YOUR INSTRUCTIONS: Repeat exactly each line of the data provided below.
** Start **
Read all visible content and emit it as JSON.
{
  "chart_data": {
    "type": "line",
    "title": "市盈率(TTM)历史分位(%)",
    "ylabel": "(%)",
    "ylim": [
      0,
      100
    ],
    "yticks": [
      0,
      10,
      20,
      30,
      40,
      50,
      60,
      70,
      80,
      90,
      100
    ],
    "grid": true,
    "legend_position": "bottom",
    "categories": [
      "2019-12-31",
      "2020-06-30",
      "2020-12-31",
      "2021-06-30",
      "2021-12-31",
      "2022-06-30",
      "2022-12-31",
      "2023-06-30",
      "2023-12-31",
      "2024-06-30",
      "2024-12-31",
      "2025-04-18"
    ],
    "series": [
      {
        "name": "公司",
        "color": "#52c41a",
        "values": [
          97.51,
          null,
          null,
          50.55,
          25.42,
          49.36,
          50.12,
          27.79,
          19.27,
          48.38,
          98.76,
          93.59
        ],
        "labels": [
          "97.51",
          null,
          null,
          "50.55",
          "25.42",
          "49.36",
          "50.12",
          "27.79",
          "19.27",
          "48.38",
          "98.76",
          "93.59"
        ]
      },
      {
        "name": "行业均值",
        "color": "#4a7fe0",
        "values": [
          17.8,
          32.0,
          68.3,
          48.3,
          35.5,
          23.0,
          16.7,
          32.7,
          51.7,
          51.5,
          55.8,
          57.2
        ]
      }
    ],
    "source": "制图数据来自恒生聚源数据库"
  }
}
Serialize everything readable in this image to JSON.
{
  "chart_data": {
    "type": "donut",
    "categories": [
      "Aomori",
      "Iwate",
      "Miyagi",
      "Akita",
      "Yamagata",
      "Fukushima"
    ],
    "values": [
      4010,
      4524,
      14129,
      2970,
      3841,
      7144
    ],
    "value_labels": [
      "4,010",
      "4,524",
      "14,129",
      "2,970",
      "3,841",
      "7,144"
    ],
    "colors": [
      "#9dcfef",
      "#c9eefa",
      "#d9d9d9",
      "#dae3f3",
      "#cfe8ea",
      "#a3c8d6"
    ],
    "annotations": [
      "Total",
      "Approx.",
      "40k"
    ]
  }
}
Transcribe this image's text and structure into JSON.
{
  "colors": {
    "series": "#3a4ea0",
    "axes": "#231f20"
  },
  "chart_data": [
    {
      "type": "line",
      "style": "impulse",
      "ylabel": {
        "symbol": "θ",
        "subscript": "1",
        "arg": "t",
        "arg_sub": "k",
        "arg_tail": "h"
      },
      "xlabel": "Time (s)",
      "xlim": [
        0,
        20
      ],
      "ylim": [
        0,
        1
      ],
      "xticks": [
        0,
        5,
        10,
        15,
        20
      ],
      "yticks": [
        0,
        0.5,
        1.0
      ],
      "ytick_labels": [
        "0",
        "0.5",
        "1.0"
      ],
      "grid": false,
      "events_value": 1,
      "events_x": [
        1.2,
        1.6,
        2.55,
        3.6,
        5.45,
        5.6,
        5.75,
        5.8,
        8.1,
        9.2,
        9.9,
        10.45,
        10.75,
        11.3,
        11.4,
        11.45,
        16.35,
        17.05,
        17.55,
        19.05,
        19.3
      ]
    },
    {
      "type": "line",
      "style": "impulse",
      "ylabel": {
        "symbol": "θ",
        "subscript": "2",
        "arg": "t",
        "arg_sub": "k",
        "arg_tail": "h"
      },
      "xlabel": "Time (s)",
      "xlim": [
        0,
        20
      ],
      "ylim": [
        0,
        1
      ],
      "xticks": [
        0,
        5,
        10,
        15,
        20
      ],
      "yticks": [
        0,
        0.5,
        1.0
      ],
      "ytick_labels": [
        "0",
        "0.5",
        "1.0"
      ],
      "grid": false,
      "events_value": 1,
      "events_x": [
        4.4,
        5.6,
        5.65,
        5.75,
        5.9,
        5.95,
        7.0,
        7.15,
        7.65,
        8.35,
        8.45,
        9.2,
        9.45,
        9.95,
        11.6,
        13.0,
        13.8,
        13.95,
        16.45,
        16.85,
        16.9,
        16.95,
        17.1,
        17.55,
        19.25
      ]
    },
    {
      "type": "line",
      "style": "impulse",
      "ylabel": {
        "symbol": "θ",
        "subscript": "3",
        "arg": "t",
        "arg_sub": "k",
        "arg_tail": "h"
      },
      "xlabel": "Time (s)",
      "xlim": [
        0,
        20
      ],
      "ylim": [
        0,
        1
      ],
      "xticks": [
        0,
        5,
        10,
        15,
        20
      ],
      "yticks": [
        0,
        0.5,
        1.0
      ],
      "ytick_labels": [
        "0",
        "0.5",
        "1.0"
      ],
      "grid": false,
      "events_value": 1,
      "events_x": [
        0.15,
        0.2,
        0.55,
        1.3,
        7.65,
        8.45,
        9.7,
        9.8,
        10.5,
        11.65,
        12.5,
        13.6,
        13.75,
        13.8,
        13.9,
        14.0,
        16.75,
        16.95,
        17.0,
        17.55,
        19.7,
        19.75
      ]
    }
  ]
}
** End **
OUTPUT OF THE EXERCISE:
Read all visible content and emit it as JSON.
{
  "chart_data": {
    "type": "line",
    "title": "市盈率(TTM)历史分位(%)",
    "ylabel": "(%)",
    "ylim": [
      0,
      100
    ],
    "yticks": [
      0,
      10,
      20,
      30,
      40,
      50,
      60,
      70,
      80,
      90,
      100
    ],
    "grid": true,
    "legend_position": "bottom",
    "categories": [
      "2019-12-31",
      "2020-06-30",
      "2020-12-31",
      "2021-06-30",
      "2021-12-31",
      "2022-06-30",
      "2022-12-31",
      "2023-06-30",
      "2023-12-31",
      "2024-06-30",
      "2024-12-31",
      "2025-04-18"
    ],
    "series": [
      {
        "name": "公司",
        "color": "#52c41a",
        "values": [
          97.51,
          null,
          null,
          50.55,
          25.42,
          49.36,
          50.12,
          27.79,
          19.27,
          48.38,
          98.76,
          93.59
        ],
        "labels": [
          "97.51",
          null,
          null,
          "50.55",
          "25.42",
          "49.36",
          "50.12",
          "27.79",
          "19.27",
          "48.38",
          "98.76",
          "93.59"
        ]
      },
      {
        "name": "行业均值",
        "color": "#4a7fe0",
        "values": [
          17.8,
          32.0,
          68.3,
          48.3,
          35.5,
          23.0,
          16.7,
          32.7,
          51.7,
          51.5,
          55.8,
          57.2
        ]
      }
    ],
    "source": "制图数据来自恒生聚源数据库"
  }
}
Serialize everything readable in this image to JSON.
{
  "chart_data": {
    "type": "donut",
    "categories": [
      "Aomori",
      "Iwate",
      "Miyagi",
      "Akita",
      "Yamagata",
      "Fukushima"
    ],
    "values": [
      4010,
      4524,
      14129,
      2970,
      3841,
      7144
    ],
    "value_labels": [
      "4,010",
      "4,524",
      "14,129",
      "2,970",
      "3,841",
      "7,144"
    ],
    "colors": [
      "#9dcfef",
      "#c9eefa",
      "#d9d9d9",
      "#dae3f3",
      "#cfe8ea",
      "#a3c8d6"
    ],
    "annotations": [
      "Total",
      "Approx.",
      "40k"
    ]
  }
}
Transcribe this image's text and structure into JSON.
{
  "colors": {
    "series": "#3a4ea0",
    "axes": "#231f20"
  },
  "chart_data": [
    {
      "type": "line",
      "style": "impulse",
      "ylabel": {
        "symbol": "θ",
        "subscript": "1",
        "arg": "t",
        "arg_sub": "k",
        "arg_tail": "h"
      },
      "xlabel": "Time (s)",
      "xlim": [
        0,
        20
      ],
      "ylim": [
        0,
        1
      ],
      "xticks": [
        0,
        5,
        10,
        15,
        20
      ],
      "yticks": [
        0,
        0.5,
        1.0
      ],
      "ytick_labels": [
        "0",
        "0.5",
        "1.0"
      ],
      "grid": false,
      "events_value": 1,
      "events_x": [
        1.2,
        1.6,
        2.55,
        3.6,
        5.45,
        5.6,
        5.75,
        5.8,
        8.1,
        9.2,
        9.9,
        10.45,
        10.75,
        11.3,
        11.4,
        11.45,
        16.35,
        17.05,
        17.55,
        19.05,
        19.3
      ]
    },
    {
      "type": "line",
      "style": "impulse",
      "ylabel": {
        "symbol": "θ",
        "subscript": "2",
        "arg": "t",
        "arg_sub": "k",
        "arg_tail": "h"
      },
      "xlabel": "Time (s)",
      "xlim": [
        0,
        20
      ],
      "ylim": [
        0,
        1
      ],
      "xticks": [
        0,
        5,
        10,
        15,
        20
      ],
      "yticks": [
        0,
        0.5,
        1.0
      ],
      "ytick_labels": [
        "0",
        "0.5",
        "1.0"
      ],
      "grid": false,
      "events_value": 1,
      "events_x": [
        4.4,
        5.6,
        5.65,
        5.75,
        5.9,
        5.95,
        7.0,
        7.15,
        7.65,
        8.35,
        8.45,
        9.2,
        9.45,
        9.95,
        11.6,
        13.0,
        13.8,
        13.95,
        16.45,
        16.85,
        16.9,
        16.95,
        17.1,
        17.55,
        19.25
      ]
    },
    {
      "type": "line",
      "style": "impulse",
      "ylabel": {
        "symbol": "θ",
        "subscript": "3",
        "arg": "t",
        "arg_sub": "k",
        "arg_tail": "h"
      },
      "xlabel": "Time (s)",
      "xlim": [
        0,
        20
      ],
      "ylim": [
        0,
        1
      ],
      "xticks": [
        0,
        5,
        10,
        15,
        20
      ],
      "yticks": [
        0,
        0.5,
        1.0
      ],
      "ytick_labels": [
        "0",
        "0.5",
        "1.0"
      ],
      "grid": false,
      "events_value": 1,
      "events_x": [
        0.15,
        0.2,
        0.55,
        1.3,
        7.65,
        8.45,
        9.7,
        9.8,
        10.5,
        11.65,
        12.5,
        13.6,
        13.75,
        13.8,
        13.9,
        14.0,
        16.75,
        16.95,
        17.0,
        17.55,
        19.7,
        19.75
      ]
    }
  ]
}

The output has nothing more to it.